§ What is expected
The records that follow are to be repeated without alteration.

§ Task input

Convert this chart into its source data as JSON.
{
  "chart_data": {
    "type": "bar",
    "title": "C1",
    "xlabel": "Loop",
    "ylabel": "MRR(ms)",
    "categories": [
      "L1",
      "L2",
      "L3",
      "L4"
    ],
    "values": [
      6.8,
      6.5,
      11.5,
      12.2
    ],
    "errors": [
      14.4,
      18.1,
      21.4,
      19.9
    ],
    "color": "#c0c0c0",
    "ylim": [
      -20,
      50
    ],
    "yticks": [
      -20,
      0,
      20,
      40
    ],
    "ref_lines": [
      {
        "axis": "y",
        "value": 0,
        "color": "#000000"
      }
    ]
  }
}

§ Exercise solution
Convert this chart into its source data as JSON.
{
  "chart_data": {
    "type": "bar",
    "title": "C1",
    "xlabel": "Loop",
    "ylabel": "MRR(ms)",
    "categories": [
      "L1",
      "L2",
      "L3",
      "L4"
    ],
    "values": [
      6.8,
      6.5,
      11.5,
      12.2
    ],
    "errors": [
      14.4,
      18.1,
      21.4,
      19.9
    ],
    "color": "#c0c0c0",
    "ylim": [
      -20,
      50
    ],
    "yticks": [
      -20,
      0,
      20,
      40
    ],
    "ref_lines": [
      {
        "axis": "y",
        "value": 0,
        "color": "#000000"
      }
    ]
  }
}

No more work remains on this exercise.